> [Dataset]
>> START
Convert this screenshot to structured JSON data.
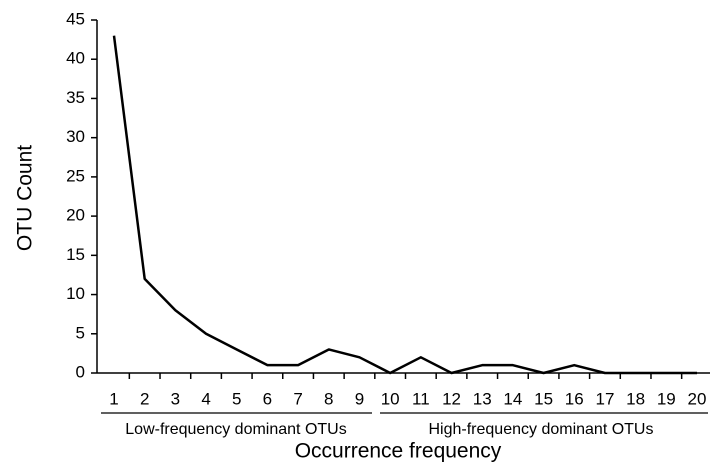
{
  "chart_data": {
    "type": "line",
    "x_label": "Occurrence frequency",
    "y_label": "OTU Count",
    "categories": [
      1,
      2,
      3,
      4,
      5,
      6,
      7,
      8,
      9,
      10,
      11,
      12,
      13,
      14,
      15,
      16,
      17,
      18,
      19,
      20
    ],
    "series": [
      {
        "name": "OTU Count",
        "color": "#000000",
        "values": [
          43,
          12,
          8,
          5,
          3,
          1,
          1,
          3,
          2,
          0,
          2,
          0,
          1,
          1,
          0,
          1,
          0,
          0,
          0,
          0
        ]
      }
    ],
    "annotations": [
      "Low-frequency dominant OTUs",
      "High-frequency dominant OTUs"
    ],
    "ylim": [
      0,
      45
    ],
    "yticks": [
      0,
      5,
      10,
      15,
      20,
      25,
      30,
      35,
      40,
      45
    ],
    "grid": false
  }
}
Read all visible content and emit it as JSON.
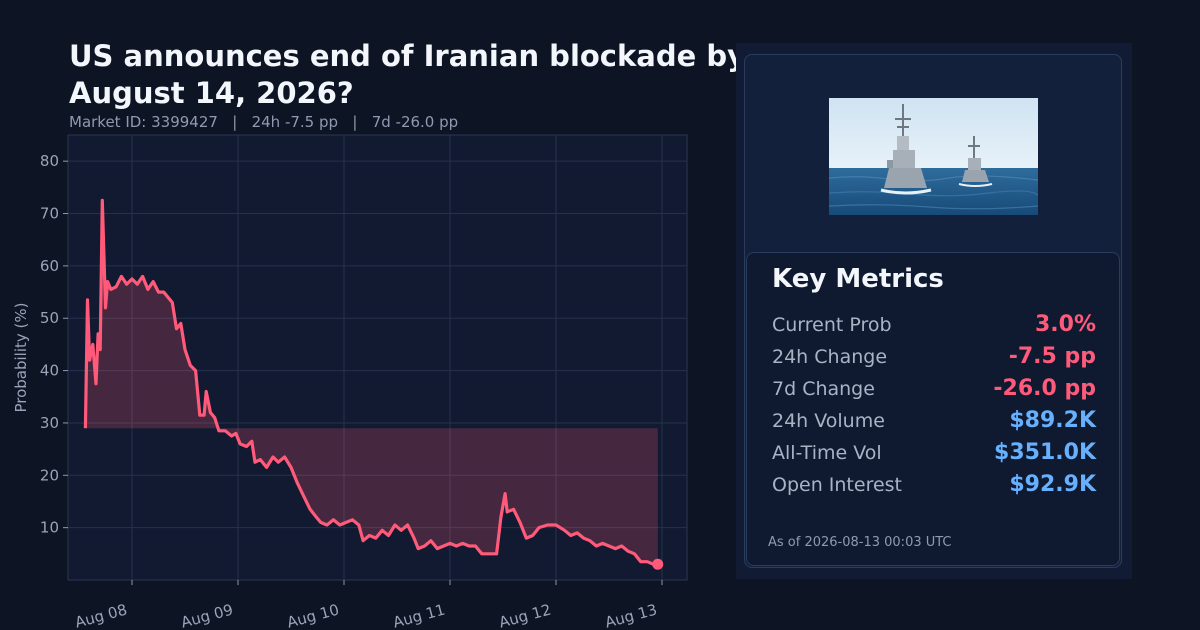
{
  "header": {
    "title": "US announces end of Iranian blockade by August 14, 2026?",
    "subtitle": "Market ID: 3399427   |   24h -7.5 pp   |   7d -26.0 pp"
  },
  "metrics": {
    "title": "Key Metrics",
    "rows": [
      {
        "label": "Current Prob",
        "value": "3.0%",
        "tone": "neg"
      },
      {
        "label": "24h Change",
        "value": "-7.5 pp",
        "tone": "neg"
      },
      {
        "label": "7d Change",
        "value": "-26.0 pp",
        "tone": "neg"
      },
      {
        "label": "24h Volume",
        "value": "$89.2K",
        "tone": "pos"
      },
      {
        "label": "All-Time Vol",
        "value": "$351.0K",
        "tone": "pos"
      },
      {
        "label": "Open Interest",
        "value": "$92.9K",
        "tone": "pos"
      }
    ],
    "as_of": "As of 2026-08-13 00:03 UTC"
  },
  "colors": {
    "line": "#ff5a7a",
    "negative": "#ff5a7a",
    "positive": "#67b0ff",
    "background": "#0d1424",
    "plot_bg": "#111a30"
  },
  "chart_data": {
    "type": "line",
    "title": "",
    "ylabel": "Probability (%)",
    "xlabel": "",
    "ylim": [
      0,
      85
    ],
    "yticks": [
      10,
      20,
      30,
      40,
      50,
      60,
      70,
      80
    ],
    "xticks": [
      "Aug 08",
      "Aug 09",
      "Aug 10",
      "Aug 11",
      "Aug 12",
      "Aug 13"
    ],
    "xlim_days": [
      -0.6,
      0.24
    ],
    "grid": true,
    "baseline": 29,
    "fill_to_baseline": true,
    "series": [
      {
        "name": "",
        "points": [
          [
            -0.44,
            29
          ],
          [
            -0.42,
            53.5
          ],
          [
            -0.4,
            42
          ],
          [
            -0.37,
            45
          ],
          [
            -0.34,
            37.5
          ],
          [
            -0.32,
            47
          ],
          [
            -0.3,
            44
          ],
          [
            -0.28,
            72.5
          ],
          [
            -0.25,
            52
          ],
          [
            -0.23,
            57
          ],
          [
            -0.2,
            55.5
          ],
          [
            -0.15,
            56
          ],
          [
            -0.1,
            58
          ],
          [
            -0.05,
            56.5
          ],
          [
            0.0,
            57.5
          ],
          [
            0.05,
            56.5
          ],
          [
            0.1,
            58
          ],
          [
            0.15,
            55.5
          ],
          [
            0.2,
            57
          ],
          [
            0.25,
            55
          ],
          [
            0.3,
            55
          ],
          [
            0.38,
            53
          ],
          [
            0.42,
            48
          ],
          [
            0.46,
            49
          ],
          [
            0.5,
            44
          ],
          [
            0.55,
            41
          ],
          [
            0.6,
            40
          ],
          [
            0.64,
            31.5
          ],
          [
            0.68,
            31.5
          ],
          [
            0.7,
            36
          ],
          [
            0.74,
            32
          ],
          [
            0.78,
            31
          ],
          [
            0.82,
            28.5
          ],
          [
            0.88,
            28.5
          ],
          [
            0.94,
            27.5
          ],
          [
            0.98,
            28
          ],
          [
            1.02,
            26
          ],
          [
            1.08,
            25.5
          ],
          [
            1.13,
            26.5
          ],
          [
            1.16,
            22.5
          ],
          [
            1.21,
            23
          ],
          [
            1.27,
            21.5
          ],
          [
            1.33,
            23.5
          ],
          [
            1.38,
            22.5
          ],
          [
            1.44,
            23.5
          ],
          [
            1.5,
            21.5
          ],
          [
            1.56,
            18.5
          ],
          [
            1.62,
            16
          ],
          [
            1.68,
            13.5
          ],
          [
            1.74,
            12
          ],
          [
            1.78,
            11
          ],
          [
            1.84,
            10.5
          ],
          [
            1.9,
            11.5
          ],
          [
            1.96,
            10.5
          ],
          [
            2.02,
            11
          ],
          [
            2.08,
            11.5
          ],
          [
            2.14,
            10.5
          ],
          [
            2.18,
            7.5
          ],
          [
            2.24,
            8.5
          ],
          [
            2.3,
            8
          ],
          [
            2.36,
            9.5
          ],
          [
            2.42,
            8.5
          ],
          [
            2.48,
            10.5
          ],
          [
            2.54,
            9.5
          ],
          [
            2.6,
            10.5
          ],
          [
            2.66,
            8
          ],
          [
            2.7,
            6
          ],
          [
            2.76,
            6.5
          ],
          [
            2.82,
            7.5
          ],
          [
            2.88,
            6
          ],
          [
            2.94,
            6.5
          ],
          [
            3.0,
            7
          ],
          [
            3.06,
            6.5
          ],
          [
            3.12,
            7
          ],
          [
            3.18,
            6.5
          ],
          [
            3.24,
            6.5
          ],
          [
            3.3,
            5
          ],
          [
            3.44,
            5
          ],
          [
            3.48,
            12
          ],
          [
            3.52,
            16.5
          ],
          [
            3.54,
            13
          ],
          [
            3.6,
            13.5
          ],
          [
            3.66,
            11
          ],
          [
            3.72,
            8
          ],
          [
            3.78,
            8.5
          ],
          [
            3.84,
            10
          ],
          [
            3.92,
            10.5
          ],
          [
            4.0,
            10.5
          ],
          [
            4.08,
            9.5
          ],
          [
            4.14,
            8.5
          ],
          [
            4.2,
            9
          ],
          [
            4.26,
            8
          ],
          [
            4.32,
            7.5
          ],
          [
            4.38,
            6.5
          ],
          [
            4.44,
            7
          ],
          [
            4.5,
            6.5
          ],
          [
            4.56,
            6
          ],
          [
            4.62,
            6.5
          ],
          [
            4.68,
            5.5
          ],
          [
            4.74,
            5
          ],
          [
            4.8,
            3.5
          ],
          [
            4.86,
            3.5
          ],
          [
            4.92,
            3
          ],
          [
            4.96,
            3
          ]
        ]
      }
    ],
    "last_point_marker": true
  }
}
>> END
> [Written problem] Give back the entries verbatim. Do not include any picture.

> [Solved problem]
Convert this screenshot to structured JSON data.
{
  "chart_data": {
    "type": "line",
    "x_label": "Occurrence frequency",
    "y_label": "OTU Count",
    "categories": [
      1,
      2,
      3,
      4,
      5,
      6,
      7,
      8,
      9,
      10,
      11,
      12,
      13,
      14,
      15,
      16,
      17,
      18,
      19,
      20
    ],
    "series": [
      {
        "name": "OTU Count",
        "color": "#000000",
        "values": [
          43,
          12,
          8,
          5,
          3,
          1,
          1,
          3,
          2,
          0,
          2,
          0,
          1,
          1,
          0,
          1,
          0,
          0,
          0,
          0
        ]
      }
    ],
    "annotations": [
      "Low-frequency dominant OTUs",
      "High-frequency dominant OTUs"
    ],
    "ylim": [
      0,
      45
    ],
    "yticks": [
      0,
      5,
      10,
      15,
      20,
      25,
      30,
      35,
      40,
      45
    ],
    "grid": false
  }
}
Read all visible content and emit it as JSON.
{
  "header": {
    "title": "US announces end of Iranian blockade by August 14, 2026?",
    "subtitle": "Market ID: 3399427   |   24h -7.5 pp   |   7d -26.0 pp"
  },
  "metrics": {
    "title": "Key Metrics",
    "rows": [
      {
        "label": "Current Prob",
        "value": "3.0%",
        "tone": "neg"
      },
      {
        "label": "24h Change",
        "value": "-7.5 pp",
        "tone": "neg"
      },
      {
        "label": "7d Change",
        "value": "-26.0 pp",
        "tone": "neg"
      },
      {
        "label": "24h Volume",
        "value": "$89.2K",
        "tone": "pos"
      },
      {
        "label": "All-Time Vol",
        "value": "$351.0K",
        "tone": "pos"
      },
      {
        "label": "Open Interest",
        "value": "$92.9K",
        "tone": "pos"
      }
    ],
    "as_of": "As of 2026-08-13 00:03 UTC"
  },
  "colors": {
    "line": "#ff5a7a",
    "negative": "#ff5a7a",
    "positive": "#67b0ff",
    "background": "#0d1424",
    "plot_bg": "#111a30"
  },
  "chart_data": {
    "type": "line",
    "title": "",
    "ylabel": "Probability (%)",
    "xlabel": "",
    "ylim": [
      0,
      85
    ],
    "yticks": [
      10,
      20,
      30,
      40,
      50,
      60,
      70,
      80
    ],
    "xticks": [
      "Aug 08",
      "Aug 09",
      "Aug 10",
      "Aug 11",
      "Aug 12",
      "Aug 13"
    ],
    "xlim_days": [
      -0.6,
      0.24
    ],
    "grid": true,
    "baseline": 29,
    "fill_to_baseline": true,
    "series": [
      {
        "name": "",
        "points": [
          [
            -0.44,
            29
          ],
          [
            -0.42,
            53.5
          ],
          [
            -0.4,
            42
          ],
          [
            -0.37,
            45
          ],
          [
            -0.34,
            37.5
          ],
          [
            -0.32,
            47
          ],
          [
            -0.3,
            44
          ],
          [
            -0.28,
            72.5
          ],
          [
            -0.25,
            52
          ],
          [
            -0.23,
            57
          ],
          [
            -0.2,
            55.5
          ],
          [
            -0.15,
            56
          ],
          [
            -0.1,
            58
          ],
          [
            -0.05,
            56.5
          ],
          [
            0.0,
            57.5
          ],
          [
            0.05,
            56.5
          ],
          [
            0.1,
            58
          ],
          [
            0.15,
            55.5
          ],
          [
            0.2,
            57
          ],
          [
            0.25,
            55
          ],
          [
            0.3,
            55
          ],
          [
            0.38,
            53
          ],
          [
            0.42,
            48
          ],
          [
            0.46,
            49
          ],
          [
            0.5,
            44
          ],
          [
            0.55,
            41
          ],
          [
            0.6,
            40
          ],
          [
            0.64,
            31.5
          ],
          [
            0.68,
            31.5
          ],
          [
            0.7,
            36
          ],
          [
            0.74,
            32
          ],
          [
            0.78,
            31
          ],
          [
            0.82,
            28.5
          ],
          [
            0.88,
            28.5
          ],
          [
            0.94,
            27.5
          ],
          [
            0.98,
            28
          ],
          [
            1.02,
            26
          ],
          [
            1.08,
            25.5
          ],
          [
            1.13,
            26.5
          ],
          [
            1.16,
            22.5
          ],
          [
            1.21,
            23
          ],
          [
            1.27,
            21.5
          ],
          [
            1.33,
            23.5
          ],
          [
            1.38,
            22.5
          ],
          [
            1.44,
            23.5
          ],
          [
            1.5,
            21.5
          ],
          [
            1.56,
            18.5
          ],
          [
            1.62,
            16
          ],
          [
            1.68,
            13.5
          ],
          [
            1.74,
            12
          ],
          [
            1.78,
            11
          ],
          [
            1.84,
            10.5
          ],
          [
            1.9,
            11.5
          ],
          [
            1.96,
            10.5
          ],
          [
            2.02,
            11
          ],
          [
            2.08,
            11.5
          ],
          [
            2.14,
            10.5
          ],
          [
            2.18,
            7.5
          ],
          [
            2.24,
            8.5
          ],
          [
            2.3,
            8
          ],
          [
            2.36,
            9.5
          ],
          [
            2.42,
            8.5
          ],
          [
            2.48,
            10.5
          ],
          [
            2.54,
            9.5
          ],
          [
            2.6,
            10.5
          ],
          [
            2.66,
            8
          ],
          [
            2.7,
            6
          ],
          [
            2.76,
            6.5
          ],
          [
            2.82,
            7.5
          ],
          [
            2.88,
            6
          ],
          [
            2.94,
            6.5
          ],
          [
            3.0,
            7
          ],
          [
            3.06,
            6.5
          ],
          [
            3.12,
            7
          ],
          [
            3.18,
            6.5
          ],
          [
            3.24,
            6.5
          ],
          [
            3.3,
            5
          ],
          [
            3.44,
            5
          ],
          [
            3.48,
            12
          ],
          [
            3.52,
            16.5
          ],
          [
            3.54,
            13
          ],
          [
            3.6,
            13.5
          ],
          [
            3.66,
            11
          ],
          [
            3.72,
            8
          ],
          [
            3.78,
            8.5
          ],
          [
            3.84,
            10
          ],
          [
            3.92,
            10.5
          ],
          [
            4.0,
            10.5
          ],
          [
            4.08,
            9.5
          ],
          [
            4.14,
            8.5
          ],
          [
            4.2,
            9
          ],
          [
            4.26,
            8
          ],
          [
            4.32,
            7.5
          ],
          [
            4.38,
            6.5
          ],
          [
            4.44,
            7
          ],
          [
            4.5,
            6.5
          ],
          [
            4.56,
            6
          ],
          [
            4.62,
            6.5
          ],
          [
            4.68,
            5.5
          ],
          [
            4.74,
            5
          ],
          [
            4.8,
            3.5
          ],
          [
            4.86,
            3.5
          ],
          [
            4.92,
            3
          ],
          [
            4.96,
            3
          ]
        ]
      }
    ],
    "last_point_marker": true
  }
}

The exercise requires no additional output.